====== Task material ======
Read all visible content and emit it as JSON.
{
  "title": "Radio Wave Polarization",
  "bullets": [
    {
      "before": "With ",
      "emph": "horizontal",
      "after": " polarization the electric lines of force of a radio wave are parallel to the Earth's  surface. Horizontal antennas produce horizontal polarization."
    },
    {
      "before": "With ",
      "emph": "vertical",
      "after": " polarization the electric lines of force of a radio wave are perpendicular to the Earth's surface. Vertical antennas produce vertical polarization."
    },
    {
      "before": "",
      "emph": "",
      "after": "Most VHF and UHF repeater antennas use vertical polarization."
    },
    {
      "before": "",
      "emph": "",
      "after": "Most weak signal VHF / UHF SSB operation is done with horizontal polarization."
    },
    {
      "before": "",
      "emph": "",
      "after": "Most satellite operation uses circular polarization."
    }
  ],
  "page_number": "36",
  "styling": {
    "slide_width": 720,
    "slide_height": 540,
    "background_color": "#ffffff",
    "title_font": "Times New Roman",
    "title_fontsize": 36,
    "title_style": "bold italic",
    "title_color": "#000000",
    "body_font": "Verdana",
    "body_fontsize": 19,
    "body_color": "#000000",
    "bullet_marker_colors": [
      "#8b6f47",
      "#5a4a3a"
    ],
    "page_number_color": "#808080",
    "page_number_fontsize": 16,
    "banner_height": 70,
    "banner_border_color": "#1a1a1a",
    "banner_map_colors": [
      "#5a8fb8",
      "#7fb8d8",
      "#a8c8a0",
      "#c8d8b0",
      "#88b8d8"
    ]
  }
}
======
### Requirements
Transcribe the data. Leave every line exactly as it is.

### Problem solution
Read all visible content and emit it as JSON.
{
  "title": "Radio Wave Polarization",
  "bullets": [
    {
      "before": "With ",
      "emph": "horizontal",
      "after": " polarization the electric lines of force of a radio wave are parallel to the Earth's  surface. Horizontal antennas produce horizontal polarization."
    },
    {
      "before": "With ",
      "emph": "vertical",
      "after": " polarization the electric lines of force of a radio wave are perpendicular to the Earth's surface. Vertical antennas produce vertical polarization."
    },
    {
      "before": "",
      "emph": "",
      "after": "Most VHF and UHF repeater antennas use vertical polarization."
    },
    {
      "before": "",
      "emph": "",
      "after": "Most weak signal VHF / UHF SSB operation is done with horizontal polarization."
    },
    {
      "before": "",
      "emph": "",
      "after": "Most satellite operation uses circular polarization."
    }
  ],
  "page_number": "36",
  "styling": {
    "slide_width": 720,
    "slide_height": 540,
    "background_color": "#ffffff",
    "title_font": "Times New Roman",
    "title_fontsize": 36,
    "title_style": "bold italic",
    "title_color": "#000000",
    "body_font": "Verdana",
    "body_fontsize": 19,
    "body_color": "#000000",
    "bullet_marker_colors": [
      "#8b6f47",
      "#5a4a3a"
    ],
    "page_number_color": "#808080",
    "page_number_fontsize": 16,
    "banner_height": 70,
    "banner_border_color": "#1a1a1a",
    "banner_map_colors": [
      "#5a8fb8",
      "#7fb8d8",
      "#a8c8a0",
      "#c8d8b0",
      "#88b8d8"
    ]
  }
}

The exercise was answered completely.